TASK TO CARRY OUT:
Copy out each line below that has the word "合計項目" in it.
#####
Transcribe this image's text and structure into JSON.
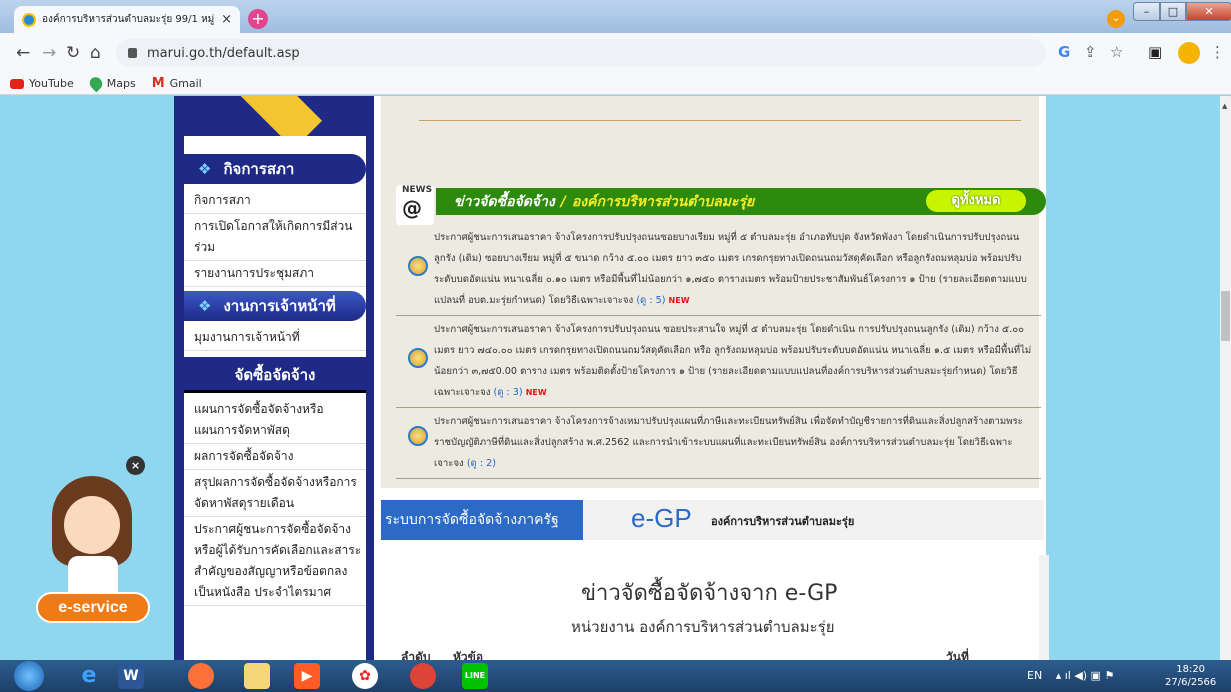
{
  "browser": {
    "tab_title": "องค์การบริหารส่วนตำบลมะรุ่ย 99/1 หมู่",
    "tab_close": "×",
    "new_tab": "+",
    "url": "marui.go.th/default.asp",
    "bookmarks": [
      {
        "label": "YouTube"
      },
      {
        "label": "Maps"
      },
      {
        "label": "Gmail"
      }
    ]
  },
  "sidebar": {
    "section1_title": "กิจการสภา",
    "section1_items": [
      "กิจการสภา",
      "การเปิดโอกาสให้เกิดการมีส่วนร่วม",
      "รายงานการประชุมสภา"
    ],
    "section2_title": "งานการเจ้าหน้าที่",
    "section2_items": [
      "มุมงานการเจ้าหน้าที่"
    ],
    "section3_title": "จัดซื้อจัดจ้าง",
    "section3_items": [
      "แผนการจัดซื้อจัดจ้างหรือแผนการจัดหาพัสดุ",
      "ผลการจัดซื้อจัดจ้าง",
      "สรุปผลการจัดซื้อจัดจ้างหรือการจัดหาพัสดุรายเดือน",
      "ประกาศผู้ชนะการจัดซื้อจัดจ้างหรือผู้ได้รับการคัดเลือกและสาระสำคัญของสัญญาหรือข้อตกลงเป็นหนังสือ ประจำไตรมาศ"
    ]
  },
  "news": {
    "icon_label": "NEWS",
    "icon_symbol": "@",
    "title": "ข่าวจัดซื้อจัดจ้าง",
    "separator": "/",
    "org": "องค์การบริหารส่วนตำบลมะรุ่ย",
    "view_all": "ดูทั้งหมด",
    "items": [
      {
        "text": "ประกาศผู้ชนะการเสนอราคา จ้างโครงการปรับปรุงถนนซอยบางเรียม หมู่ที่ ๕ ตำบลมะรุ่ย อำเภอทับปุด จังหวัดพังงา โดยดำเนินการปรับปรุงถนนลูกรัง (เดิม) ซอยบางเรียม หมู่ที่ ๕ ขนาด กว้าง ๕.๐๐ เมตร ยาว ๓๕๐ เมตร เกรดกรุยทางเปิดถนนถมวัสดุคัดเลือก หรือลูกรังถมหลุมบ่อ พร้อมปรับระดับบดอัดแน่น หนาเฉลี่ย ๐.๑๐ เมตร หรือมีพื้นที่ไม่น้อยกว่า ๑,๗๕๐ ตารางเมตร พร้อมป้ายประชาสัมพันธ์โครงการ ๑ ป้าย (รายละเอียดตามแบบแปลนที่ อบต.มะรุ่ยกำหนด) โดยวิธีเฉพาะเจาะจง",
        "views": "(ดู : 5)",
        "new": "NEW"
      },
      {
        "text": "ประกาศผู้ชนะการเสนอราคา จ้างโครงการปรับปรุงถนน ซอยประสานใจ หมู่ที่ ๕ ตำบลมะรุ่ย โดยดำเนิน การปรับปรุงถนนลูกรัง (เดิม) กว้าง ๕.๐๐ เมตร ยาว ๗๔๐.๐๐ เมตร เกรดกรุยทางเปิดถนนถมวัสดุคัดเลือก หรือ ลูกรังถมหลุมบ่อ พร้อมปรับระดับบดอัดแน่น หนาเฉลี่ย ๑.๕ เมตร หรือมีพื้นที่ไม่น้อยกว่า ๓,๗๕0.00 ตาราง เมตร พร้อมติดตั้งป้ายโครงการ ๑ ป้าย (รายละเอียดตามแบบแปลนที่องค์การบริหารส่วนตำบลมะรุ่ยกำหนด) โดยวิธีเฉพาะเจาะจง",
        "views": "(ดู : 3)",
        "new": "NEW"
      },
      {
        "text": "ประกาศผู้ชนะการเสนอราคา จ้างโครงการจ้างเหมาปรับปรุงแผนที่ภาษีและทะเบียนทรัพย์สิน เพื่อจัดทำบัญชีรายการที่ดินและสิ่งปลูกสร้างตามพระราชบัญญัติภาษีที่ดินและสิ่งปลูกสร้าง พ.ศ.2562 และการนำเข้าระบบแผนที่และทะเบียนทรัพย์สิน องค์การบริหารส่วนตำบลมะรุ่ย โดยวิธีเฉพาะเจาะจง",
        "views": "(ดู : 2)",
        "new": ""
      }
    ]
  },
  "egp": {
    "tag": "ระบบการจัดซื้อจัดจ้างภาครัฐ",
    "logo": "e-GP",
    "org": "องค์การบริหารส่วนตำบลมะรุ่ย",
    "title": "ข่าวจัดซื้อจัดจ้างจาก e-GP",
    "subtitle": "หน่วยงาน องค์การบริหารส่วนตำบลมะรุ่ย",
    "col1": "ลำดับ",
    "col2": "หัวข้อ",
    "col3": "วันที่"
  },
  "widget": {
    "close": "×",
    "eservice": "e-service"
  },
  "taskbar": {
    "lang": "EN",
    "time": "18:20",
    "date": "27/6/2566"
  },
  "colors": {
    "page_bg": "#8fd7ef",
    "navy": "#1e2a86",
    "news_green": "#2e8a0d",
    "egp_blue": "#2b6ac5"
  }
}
#####
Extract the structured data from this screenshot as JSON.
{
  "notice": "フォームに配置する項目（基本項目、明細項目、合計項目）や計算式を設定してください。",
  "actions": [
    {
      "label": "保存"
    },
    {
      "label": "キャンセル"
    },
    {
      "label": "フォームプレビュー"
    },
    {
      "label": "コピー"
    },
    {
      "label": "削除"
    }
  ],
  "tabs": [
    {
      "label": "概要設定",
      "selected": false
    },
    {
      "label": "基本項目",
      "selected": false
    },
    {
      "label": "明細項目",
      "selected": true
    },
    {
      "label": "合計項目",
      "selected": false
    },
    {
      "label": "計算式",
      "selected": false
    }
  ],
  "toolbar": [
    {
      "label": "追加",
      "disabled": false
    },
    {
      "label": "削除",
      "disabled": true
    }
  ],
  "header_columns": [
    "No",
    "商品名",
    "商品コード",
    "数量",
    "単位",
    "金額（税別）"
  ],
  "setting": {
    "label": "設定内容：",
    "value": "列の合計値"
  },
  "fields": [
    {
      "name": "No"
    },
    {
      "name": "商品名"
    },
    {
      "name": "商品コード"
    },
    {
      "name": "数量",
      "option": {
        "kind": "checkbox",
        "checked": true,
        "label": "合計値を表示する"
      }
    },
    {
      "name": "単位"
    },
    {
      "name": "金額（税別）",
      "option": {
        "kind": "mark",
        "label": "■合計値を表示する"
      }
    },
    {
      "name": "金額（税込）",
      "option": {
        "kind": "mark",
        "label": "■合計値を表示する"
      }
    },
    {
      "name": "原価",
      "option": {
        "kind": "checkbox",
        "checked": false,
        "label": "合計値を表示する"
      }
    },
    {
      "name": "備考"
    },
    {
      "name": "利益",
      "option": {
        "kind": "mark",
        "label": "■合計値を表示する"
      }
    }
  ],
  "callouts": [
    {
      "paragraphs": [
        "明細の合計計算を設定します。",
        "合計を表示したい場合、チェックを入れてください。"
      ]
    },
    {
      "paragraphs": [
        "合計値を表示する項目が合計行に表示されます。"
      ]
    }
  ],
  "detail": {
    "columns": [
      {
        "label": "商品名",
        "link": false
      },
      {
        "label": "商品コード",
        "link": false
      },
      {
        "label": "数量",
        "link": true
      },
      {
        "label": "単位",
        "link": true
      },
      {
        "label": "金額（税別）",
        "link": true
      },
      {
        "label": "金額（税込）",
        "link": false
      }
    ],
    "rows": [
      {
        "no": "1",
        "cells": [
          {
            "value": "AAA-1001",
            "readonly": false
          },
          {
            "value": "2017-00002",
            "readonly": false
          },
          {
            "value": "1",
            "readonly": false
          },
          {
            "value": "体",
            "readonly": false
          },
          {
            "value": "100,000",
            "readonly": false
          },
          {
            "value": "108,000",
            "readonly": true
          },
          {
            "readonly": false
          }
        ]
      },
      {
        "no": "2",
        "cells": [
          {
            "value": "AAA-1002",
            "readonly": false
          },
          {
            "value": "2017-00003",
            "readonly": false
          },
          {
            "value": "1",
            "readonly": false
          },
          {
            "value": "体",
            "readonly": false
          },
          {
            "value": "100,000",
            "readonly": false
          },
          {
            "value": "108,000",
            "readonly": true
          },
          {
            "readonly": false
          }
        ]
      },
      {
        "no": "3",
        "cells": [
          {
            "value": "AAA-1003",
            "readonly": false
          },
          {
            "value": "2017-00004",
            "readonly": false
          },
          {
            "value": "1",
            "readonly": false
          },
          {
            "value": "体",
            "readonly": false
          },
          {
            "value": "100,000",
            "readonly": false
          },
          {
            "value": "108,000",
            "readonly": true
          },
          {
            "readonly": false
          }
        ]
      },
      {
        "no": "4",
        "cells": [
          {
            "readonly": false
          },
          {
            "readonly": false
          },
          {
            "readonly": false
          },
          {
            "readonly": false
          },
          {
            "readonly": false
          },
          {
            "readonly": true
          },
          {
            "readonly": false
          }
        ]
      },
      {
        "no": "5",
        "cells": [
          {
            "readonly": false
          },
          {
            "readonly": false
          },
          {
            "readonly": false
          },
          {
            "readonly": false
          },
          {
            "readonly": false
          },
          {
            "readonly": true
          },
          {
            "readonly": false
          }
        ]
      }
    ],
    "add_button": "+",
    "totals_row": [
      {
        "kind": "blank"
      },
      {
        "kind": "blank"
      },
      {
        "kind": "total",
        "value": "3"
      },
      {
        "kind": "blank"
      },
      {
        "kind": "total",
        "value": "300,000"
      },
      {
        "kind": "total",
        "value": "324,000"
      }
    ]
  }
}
#####
TASK OUTPUT:
  "notice": "フォームに配置する項目（基本項目、明細項目、合計項目）や計算式を設定してください。",
      "label": "合計項目",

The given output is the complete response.